Problem — Can the lines below, from the one that holds "Transcribe the text in this document." to the very end, be echoed exactly, with both ends included and no pictures?

Working data —
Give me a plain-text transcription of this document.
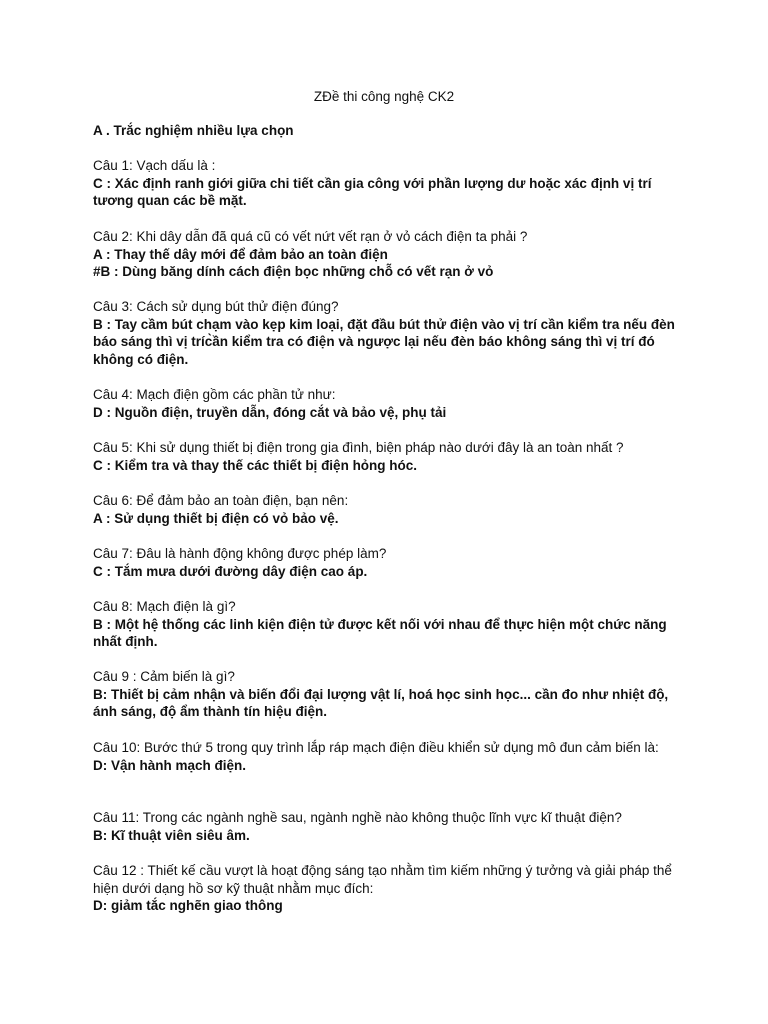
ZĐề thi công nghệ CK2
A . Trắc nghiệm nhiều lựa chọn
Câu 1: Vạch dấu là :
C : Xác định ranh giới giữa chi tiết cần gia công với phần lượng dư hoặc xác định vị trí tương quan các bề mặt.
Câu 2: Khi dây dẫn đã quá cũ có vết nứt vết rạn ở vỏ cách điện ta phải ?
A : Thay thế dây mới để đảm bảo an toàn điện
#B : Dùng băng dính cách điện bọc những chỗ có vết rạn ở vỏ
Câu 3: Cách sử dụng bút thử điện đúng?
B : Tay cầm bút chạm vào kẹp kim loại, đặt đầu bút thử điện vào vị trí cần kiểm tra nếu đèn báo sáng thì vị tríc̀ần kiểm tra có điện và ngược lại nếu đèn báo không sáng thì vị trí đó không có điện.
Câu 4: Mạch điện gồm các phần tử như:
D : Nguồn điện, truyền dẫn, đóng cắt và bảo vệ, phụ tải
Câu 5: Khi sử dụng thiết bị điện trong gia đình, biện pháp nào dưới đây là an toàn nhất ?
C : Kiểm tra và thay thế các thiết bị điện hỏng hóc.
Câu 6: Để đảm bảo an toàn điện, bạn nên:
A : Sử dụng thiết bị điện có vỏ bảo vệ.
Câu 7: Đâu là hành động không được phép làm?
C : Tắm mưa dưới đường dây điện cao áp.
Câu 8: Mạch điện là gì?
B : Một hệ thống các linh kiện điện tử được kết nối với nhau để thực hiện một chức năng nhất định.
Câu 9 : Cảm biến là gì?
B: Thiết bị cảm nhận và biến đổi đại lượng vật lí, hoá học sinh học... cần đo như nhiệt độ, ánh sáng, độ ẩm thành tín hiệu điện.
Câu 10: Bước thứ 5 trong quy trình lắp ráp mạch điện điều khiển sử dụng mô đun cảm biến là:
D: Vận hành mạch điện.
Câu 11: Trong các ngành nghề sau, ngành nghề nào không thuộc lĩnh vực kĩ thuật điện?
B: Kĩ thuật viên siêu âm.
Câu 12 : Thiết kế cầu vượt là hoạt động sáng tạo nhằm tìm kiếm những ý tưởng và giải pháp thể hiện dưới dạng hồ sơ kỹ thuật nhằm mục đích:
D: giảm tắc nghẽn giao thông
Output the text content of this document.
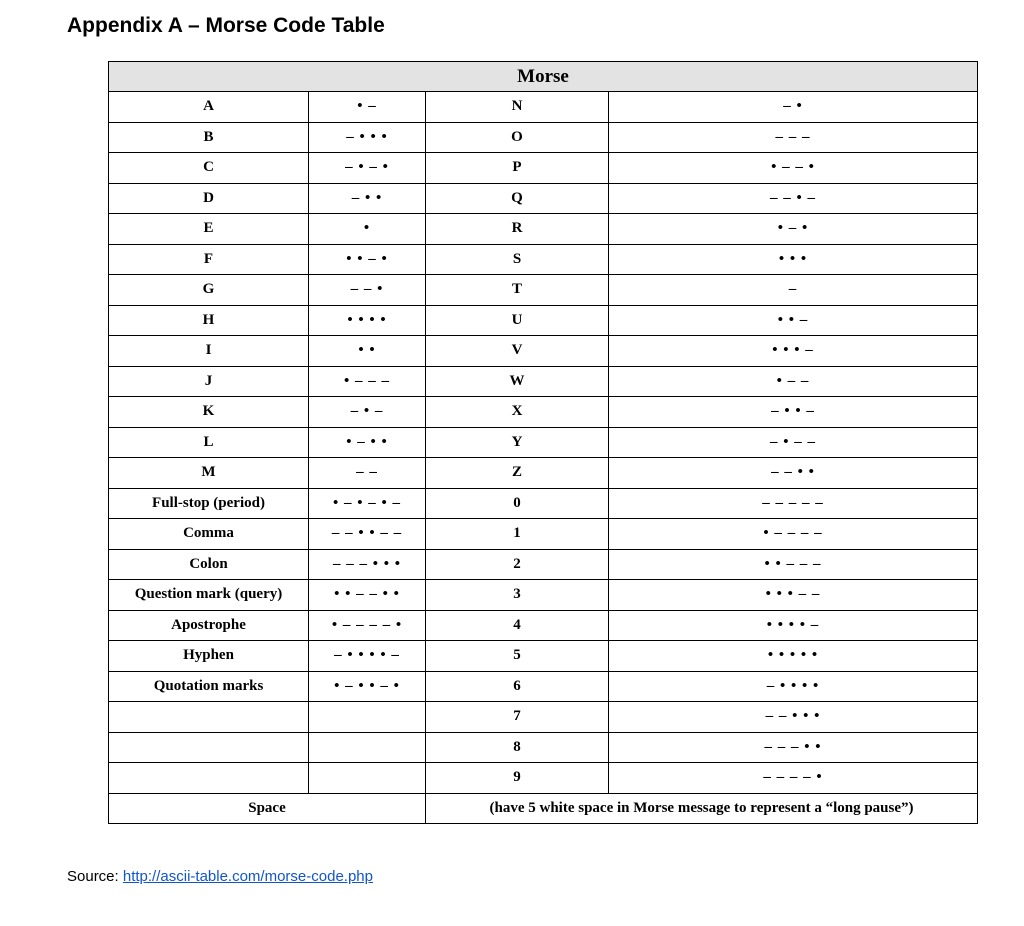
Appendix A – Morse Code Table
Morse			
A	• –	N	– •
B	– • • •	O	– – –
C	– • – •	P	• – – •
D	– • •	Q	– – • –
E	•	R	• – •
F	• • – •	S	• • •
G	– – •	T	–
H	• • • •	U	• • –
I	• •	V	• • • –
J	• – – –	W	• – –
K	– • –	X	– • • –
L	• – • •	Y	– • – –
M	– –	Z	– – • •
Full-stop (period)	• – • – • –	0	– – – – –
Comma	– – • • – –	1	• – – – –
Colon	– – – • • •	2	• • – – –
Question mark (query)	• • – – • •	3	• • • – –
Apostrophe	• – – – – •	4	• • • • –
Hyphen	– • • • • –	5	• • • • •
Quotation marks	• – • • – •	6	– • • • •
		7	– – • • •
		8	– – – • •
		9	– – – – •
Space		(have 5 white space in Morse message to represent a “long pause”)	
Source: http://ascii-table.com/morse-code.php
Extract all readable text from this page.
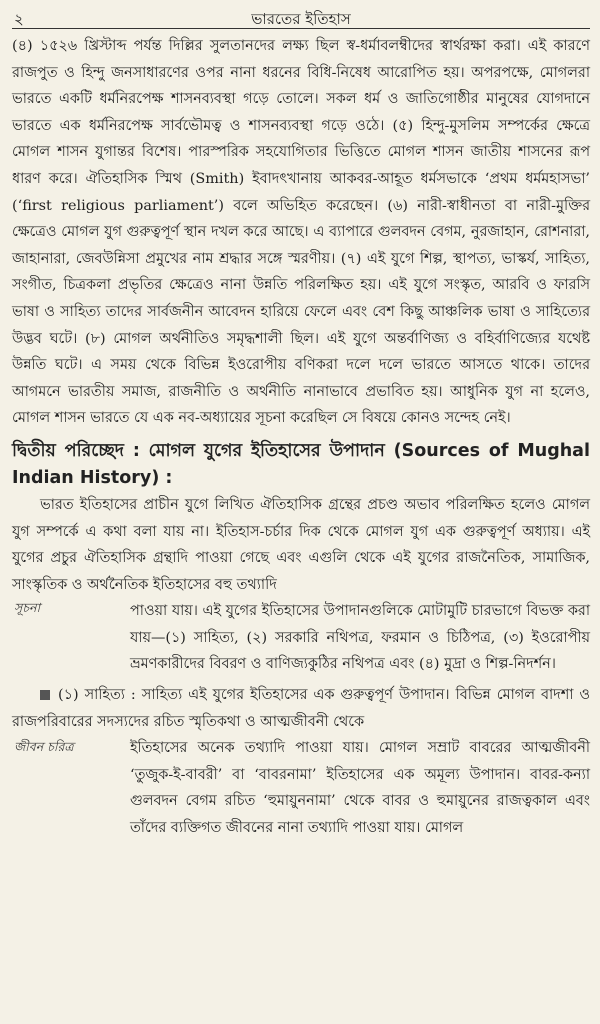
২	ভারতের ইতিহাস

(৪) ১৫২৬ খ্রিস্টাব্দ পর্যন্ত দিল্লির সুলতানদের লক্ষ্য ছিল স্ব-ধর্মাবলম্বীদের স্বার্থরক্ষা করা। এই কারণে রাজপুত ও হিন্দু জনসাধারণের ওপর নানা ধরনের বিধি-নিষেধ আরোপিত হয়। অপরপক্ষে, মোগলরা ভারতে একটি ধর্মনিরপেক্ষ শাসনব্যবস্থা গড়ে তোলে। সকল ধর্ম ও জাতিগোষ্ঠীর মানুষের যোগদানে ভারতে এক ধর্মনিরপেক্ষ সার্বভৌমত্ব ও শাসনব্যবস্থা গড়ে ওঠে। (৫) হিন্দু-মুসলিম সম্পর্কের ক্ষেত্রে মোগল শাসন যুগান্তর বিশেষ। পারস্পরিক সহযোগিতার ভিত্তিতে মোগল শাসন জাতীয় শাসনের রূপ ধারণ করে। ঐতিহাসিক স্মিথ (Smith) ইবাদৎখানায় আকবর-আহূত ধর্মসভাকে ‘প্রথম ধর্মমহাসভা’ (‘first religious parliament’) বলে অভিহিত করেছেন। (৬) নারী-স্বাধীনতা বা নারী-মুক্তির ক্ষেত্রেও মোগল যুগ গুরুত্বপূর্ণ স্থান দখল করে আছে। এ ব্যাপারে গুলবদন বেগম, নুরজাহান, রোশনারা, জাহানারা, জেবউন্নিসা প্রমুখের নাম শ্রদ্ধার সঙ্গে স্মরণীয়। (৭) এই যুগে শিল্প, স্থাপত্য, ভাস্কর্য, সাহিত্য, সংগীত, চিত্রকলা প্রভৃতির ক্ষেত্রেও নানা উন্নতি পরিলক্ষিত হয়। এই যুগে সংস্কৃত, আরবি ও ফারসি ভাষা ও সাহিত্য তাদের সার্বজনীন আবেদন হারিয়ে ফেলে এবং বেশ কিছু আঞ্চলিক ভাষা ও সাহিত্যের উদ্ভব ঘটে। (৮) মোগল অর্থনীতিও সমৃদ্ধশালী ছিল। এই যুগে অন্তর্বাণিজ্য ও বহির্বাণিজ্যের যথেষ্ট উন্নতি ঘটে। এ সময় থেকে বিভিন্ন ইওরোপীয় বণিকরা দলে দলে ভারতে আসতে থাকে। তাদের আগমনে ভারতীয় সমাজ, রাজনীতি ও অর্থনীতি নানাভাবে প্রভাবিত হয়। আধুনিক যুগ না হলেও, মোগল শাসন ভারতে যে এক নব-অধ্যায়ের সূচনা করেছিল সে বিষয়ে কোনও সন্দেহ নেই।

দ্বিতীয় পরিচ্ছেদ : মোগল যুগের ইতিহাসের উপাদান (Sources of Mughal Indian History) :

ভারত ইতিহাসের প্রাচীন যুগে লিখিত ঐতিহাসিক গ্রন্থের প্রচণ্ড অভাব পরিলক্ষিত হলেও মোগল যুগ সম্পর্কে এ কথা বলা যায় না। ইতিহাস-চর্চার দিক থেকে মোগল যুগ এক গুরুত্বপূর্ণ অধ্যায়। এই যুগের প্রচুর ঐতিহাসিক গ্রন্থাদি পাওয়া গেছে এবং এগুলি থেকে এই যুগের রাজনৈতিক, সামাজিক, সাংস্কৃতিক ও অর্থনৈতিক ইতিহাসের বহু তথ্যাদি

সূচনা	পাওয়া যায়। এই যুগের ইতিহাসের উপাদানগুলিকে মোটামুটি চারভাগে বিভক্ত করা যায়—(১) সাহিত্য, (২) সরকারি নথিপত্র, ফরমান ও চিঠিপত্র, (৩) ইওরোপীয় ভ্রমণকারীদের বিবরণ ও বাণিজ্যকুঠির নথিপত্র এবং (৪) মুদ্রা ও শিল্প-নিদর্শন।

(১) সাহিত্য : সাহিত্য এই যুগের ইতিহাসের এক গুরুত্বপূর্ণ উপাদান। বিভিন্ন মোগল বাদশা ও রাজপরিবারের সদস্যদের রচিত স্মৃতিকথা ও আত্মজীবনী থেকে

জীবন চরিত্র	ইতিহাসের অনেক তথ্যাদি পাওয়া যায়। মোগল সম্রাট বাবরের আত্মজীবনী ‘তুজুক-ই-বাবরী’ বা ‘বাবরনামা’ ইতিহাসের এক অমূল্য উপাদান। বাবর-কন্যা গুলবদন বেগম রচিত ‘হুমায়ুননামা’ থেকে বাবর ও হুমায়ুনের রাজত্বকাল এবং তাঁদের ব্যক্তিগত জীবনের নানা তথ্যাদি পাওয়া যায়। মোগল
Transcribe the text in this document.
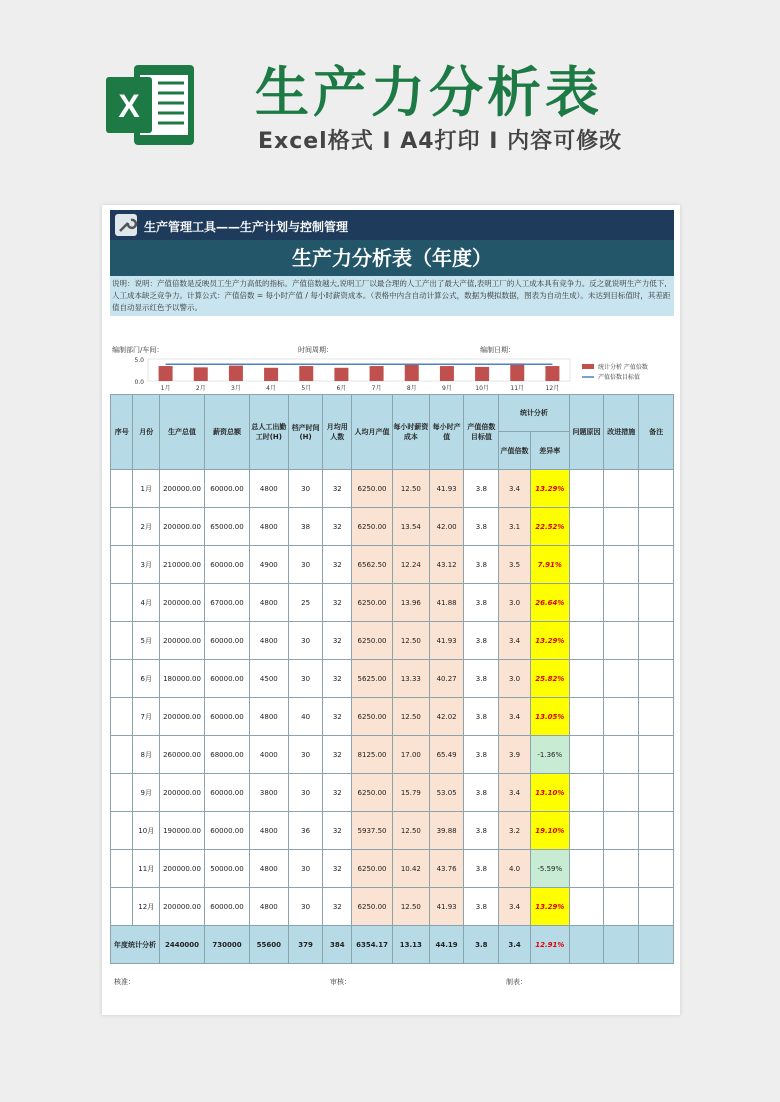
X 生产力分析表
Excel格式 I A4打印 I 内容可修改
生产管理工具——生产计划与控制管理
生产力分析表（年度）
说明：说明：产值倍数是反映员工生产力高低的指标。产值倍数越大,说明工厂以最合理的人工产出了最大产值,表明工厂的人工成本具有竞争力。反之就说明生产力低下,人工成本缺乏竞争力。计算公式：产值倍数 = 每小时产值 / 每小时薪资成本。（表格中内含自动计算公式，数据为模拟数据，图表为自动生成）。未达到目标值时，其差距值自动显示红色予以警示。
编制部门/车间：	时间周期：	编制日期：
5.0
0.0
1月	2月	3月	4月	5月	6月	7月	8月	9月	10月	11月	12月
统计分析 产值倍数
产值倍数目标值
序号	月份	生产总值	薪资总额	总人工出勤工时(H)	档产时间(H)	月均用人数	人均月产值	每小时薪资成本	每小时产值	产值倍数目标值	统计分析		问题原因	改进措施	备注
											产值倍数	差异率			
	1月	200000.00	60000.00	4800	30	32	6250.00	12.50	41.93	3.8	3.4	13.29%			
	2月	200000.00	65000.00	4800	38	32	6250.00	13.54	42.00	3.8	3.1	22.52%			
	3月	210000.00	60000.00	4900	30	32	6562.50	12.24	43.12	3.8	3.5	7.91%			
	4月	200000.00	67000.00	4800	25	32	6250.00	13.96	41.88	3.8	3.0	26.64%			
	5月	200000.00	60000.00	4800	30	32	6250.00	12.50	41.93	3.8	3.4	13.29%			
	6月	180000.00	60000.00	4500	30	32	5625.00	13.33	40.27	3.8	3.0	25.82%			
	7月	200000.00	60000.00	4800	40	32	6250.00	12.50	42.02	3.8	3.4	13.05%			
	8月	260000.00	68000.00	4000	30	32	8125.00	17.00	65.49	3.8	3.9	-1.36%			
	9月	200000.00	60000.00	3800	30	32	6250.00	15.79	53.05	3.8	3.4	13.10%			
	10月	190000.00	60000.00	4800	36	32	5937.50	12.50	39.88	3.8	3.2	19.10%			
	11月	200000.00	50000.00	4800	30	32	6250.00	10.42	43.76	3.8	4.0	-5.59%			
	12月	200000.00	60000.00	4800	30	32	6250.00	12.50	41.93	3.8	3.4	13.29%			
年度统计分析		2440000	730000	55600	379	384	6354.17	13.13	44.19	3.8	3.4	12.91%			
核准：	审核：	制表：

Answer to this task —
Transcribe the text in this document.
X 生产力分析表
Excel格式 I A4打印 I 内容可修改
生产管理工具——生产计划与控制管理
生产力分析表（年度）
说明：说明：产值倍数是反映员工生产力高低的指标。产值倍数越大,说明工厂以最合理的人工产出了最大产值,表明工厂的人工成本具有竞争力。反之就说明生产力低下,人工成本缺乏竞争力。计算公式：产值倍数 = 每小时产值 / 每小时薪资成本。（表格中内含自动计算公式，数据为模拟数据，图表为自动生成）。未达到目标值时，其差距值自动显示红色予以警示。
编制部门/车间：	时间周期：	编制日期：
5.0
0.0
1月	2月	3月	4月	5月	6月	7月	8月	9月	10月	11月	12月
统计分析 产值倍数
产值倍数目标值
序号	月份	生产总值	薪资总额	总人工出勤工时(H)	档产时间(H)	月均用人数	人均月产值	每小时薪资成本	每小时产值	产值倍数目标值	统计分析		问题原因	改进措施	备注
											产值倍数	差异率			
	1月	200000.00	60000.00	4800	30	32	6250.00	12.50	41.93	3.8	3.4	13.29%			
	2月	200000.00	65000.00	4800	38	32	6250.00	13.54	42.00	3.8	3.1	22.52%			
	3月	210000.00	60000.00	4900	30	32	6562.50	12.24	43.12	3.8	3.5	7.91%			
	4月	200000.00	67000.00	4800	25	32	6250.00	13.96	41.88	3.8	3.0	26.64%			
	5月	200000.00	60000.00	4800	30	32	6250.00	12.50	41.93	3.8	3.4	13.29%			
	6月	180000.00	60000.00	4500	30	32	5625.00	13.33	40.27	3.8	3.0	25.82%			
	7月	200000.00	60000.00	4800	40	32	6250.00	12.50	42.02	3.8	3.4	13.05%			
	8月	260000.00	68000.00	4000	30	32	8125.00	17.00	65.49	3.8	3.9	-1.36%			
	9月	200000.00	60000.00	3800	30	32	6250.00	15.79	53.05	3.8	3.4	13.10%			
	10月	190000.00	60000.00	4800	36	32	5937.50	12.50	39.88	3.8	3.2	19.10%			
	11月	200000.00	50000.00	4800	30	32	6250.00	10.42	43.76	3.8	4.0	-5.59%			
	12月	200000.00	60000.00	4800	30	32	6250.00	12.50	41.93	3.8	3.4	13.29%			
年度统计分析		2440000	730000	55600	379	384	6354.17	13.13	44.19	3.8	3.4	12.91%			
核准：	审核：	制表：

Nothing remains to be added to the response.